> [Qué hacer]: Por favor, escribe la continuación del fragmento sobre Di Tella y el cine documental a partir de su última oración.

> [Extracto de página]:
En uno de los capítulos que siguen, El documental y yo, se abre la reflexión cinéfila, que como no podía ser de otro modo, está profundamente situada a partir de la experiencia de Di Tella como espectador y como realizador. Menciona el caso de dos críticos que a raíz del estreno de su filme así llamado, le comentaron que era “muy temerario” que un director se exponga tan personalmente en un documental. La anécdota le sirve para problematizar la cuestión, los mitos y verdades sobre la objetividad en este género, la disimulada e inevitable presencia de la ficción, el lugar del documentalista en este universo y qué derecho o necesidad tiene de contar sus problemas en una película de estas características. Lo hace en un recorrido que es a su vez una exquisita historia del documental en el que aparecen cameos de su iniciador Robert Flaherty, el Direct cinema americano, el Cinema verite francés y el enorme Jean Rouch, sutil inspiración para Di Tella. Y llega a una conclusión interesante: la ficcionalización o falsificación –presente en el documental de maneras más o menos explícitas- puede alumbrar una autenticidad, revelar una verdad que no hubiera aparecido por otros medios.

> [Extracto de datos]:
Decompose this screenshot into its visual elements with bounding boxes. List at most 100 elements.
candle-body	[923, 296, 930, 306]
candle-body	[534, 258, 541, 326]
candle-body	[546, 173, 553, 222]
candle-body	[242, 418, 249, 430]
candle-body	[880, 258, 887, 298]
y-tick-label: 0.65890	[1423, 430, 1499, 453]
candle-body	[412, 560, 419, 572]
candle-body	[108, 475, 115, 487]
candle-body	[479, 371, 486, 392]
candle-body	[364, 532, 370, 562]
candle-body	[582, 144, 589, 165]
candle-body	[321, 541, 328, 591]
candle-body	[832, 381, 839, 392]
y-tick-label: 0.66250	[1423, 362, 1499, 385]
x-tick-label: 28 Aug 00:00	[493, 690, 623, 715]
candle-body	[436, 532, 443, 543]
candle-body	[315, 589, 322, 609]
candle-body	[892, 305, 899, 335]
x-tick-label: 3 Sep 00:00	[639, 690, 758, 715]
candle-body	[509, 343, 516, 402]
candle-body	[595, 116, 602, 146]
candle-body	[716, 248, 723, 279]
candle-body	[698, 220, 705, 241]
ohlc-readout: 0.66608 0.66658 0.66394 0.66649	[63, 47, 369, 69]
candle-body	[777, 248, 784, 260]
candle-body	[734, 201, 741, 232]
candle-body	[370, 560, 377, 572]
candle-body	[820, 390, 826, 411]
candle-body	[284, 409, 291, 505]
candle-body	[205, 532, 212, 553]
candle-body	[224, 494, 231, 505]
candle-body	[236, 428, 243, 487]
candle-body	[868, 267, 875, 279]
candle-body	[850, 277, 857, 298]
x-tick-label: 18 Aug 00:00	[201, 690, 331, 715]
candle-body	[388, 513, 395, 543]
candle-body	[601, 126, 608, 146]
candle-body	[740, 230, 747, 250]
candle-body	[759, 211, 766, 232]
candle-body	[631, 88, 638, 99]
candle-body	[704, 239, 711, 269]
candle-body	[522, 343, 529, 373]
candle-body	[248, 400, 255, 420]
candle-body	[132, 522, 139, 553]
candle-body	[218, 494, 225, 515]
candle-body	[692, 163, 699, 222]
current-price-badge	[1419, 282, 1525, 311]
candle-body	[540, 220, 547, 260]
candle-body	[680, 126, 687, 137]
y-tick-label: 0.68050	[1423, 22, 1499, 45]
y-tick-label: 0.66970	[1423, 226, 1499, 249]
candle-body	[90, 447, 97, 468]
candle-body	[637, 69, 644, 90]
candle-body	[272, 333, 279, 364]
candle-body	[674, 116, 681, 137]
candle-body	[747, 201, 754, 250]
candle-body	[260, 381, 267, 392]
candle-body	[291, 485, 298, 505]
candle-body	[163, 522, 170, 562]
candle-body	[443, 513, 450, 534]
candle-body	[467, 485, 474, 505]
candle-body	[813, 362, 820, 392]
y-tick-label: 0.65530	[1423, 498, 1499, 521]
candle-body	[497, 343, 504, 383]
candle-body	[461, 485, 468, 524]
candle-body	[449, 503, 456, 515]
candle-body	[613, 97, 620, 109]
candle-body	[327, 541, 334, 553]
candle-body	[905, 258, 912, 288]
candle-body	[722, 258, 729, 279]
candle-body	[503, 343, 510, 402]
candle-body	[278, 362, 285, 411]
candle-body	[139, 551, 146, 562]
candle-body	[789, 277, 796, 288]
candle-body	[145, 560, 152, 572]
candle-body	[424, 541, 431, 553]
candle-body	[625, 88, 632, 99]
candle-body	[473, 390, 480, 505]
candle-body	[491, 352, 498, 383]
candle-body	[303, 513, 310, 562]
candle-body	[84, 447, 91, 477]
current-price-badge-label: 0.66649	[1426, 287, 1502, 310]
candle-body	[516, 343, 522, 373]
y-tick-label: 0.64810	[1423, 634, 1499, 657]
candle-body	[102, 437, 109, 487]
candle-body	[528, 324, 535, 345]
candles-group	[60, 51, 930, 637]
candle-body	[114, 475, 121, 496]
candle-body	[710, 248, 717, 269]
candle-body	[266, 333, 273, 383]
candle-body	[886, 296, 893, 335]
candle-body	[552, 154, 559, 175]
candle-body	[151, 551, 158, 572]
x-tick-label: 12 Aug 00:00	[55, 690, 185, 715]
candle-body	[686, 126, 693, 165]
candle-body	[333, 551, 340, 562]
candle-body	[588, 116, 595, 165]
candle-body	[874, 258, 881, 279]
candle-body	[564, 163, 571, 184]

> [Resultado]:
Pero el pensamiento sobre la identidad y el modo en que se puede plasmar en un objeto artístico no se queda sólo en el terreno de la especulación, sino que aparece encarnado de un modo radical en el capítulo El curioso incidente del perro durante la noche. Allí el autor abre el proceso de creación de Fotografías, su anteúltimo film que tiene como centro a su madre, Kamala Apparao. En parte el asunto ya había sido planteado previamente, cuando presentó su “novela familiar”. Hijo de un matrimonio singular, entre Torcuato, un argentino de origen italiano y Kamala, que para el registro infantil de Di Tella es “la única hindú de la Argentina”. La historia de ese amor que comenzó en los años 50, en una Londres atónita por ese cruce étnico, sus dificultades, la llegada de los hijos, incluso el tiempo en que vivieron con ellos en Inglaterra, en los que el autor atravesó un significativo episodio de discriminación por su color de piel. Esta cuestión toma una actualidad inmediata cuando Di Tella viaja a la India a filmar –narrado en el capítulo Diario de la India-- y la pregunta sobre la identidad, lo que él considera propio y lo que hasta ese momento pensó ajeno, se torna ambiguo o como él mismo escribe, mutante

“La identidad ya no es un punto de partida, sino que la autobiografía se convierte en una experiencia que permite dibujar una identidad, uniendo los puntos. La identidad como algo contingente, necesariamente incompleto, que muta en forma permanente, en función de la experiencia, que la enfrenta con distintas posibilidades.” Iniciar ese camino hacia un origen, reinventa ese origen y lo convierte en algo que no está enterrado en el pasado, sino vivo, que puede ser repensado y también filmado o como aquí: escrito.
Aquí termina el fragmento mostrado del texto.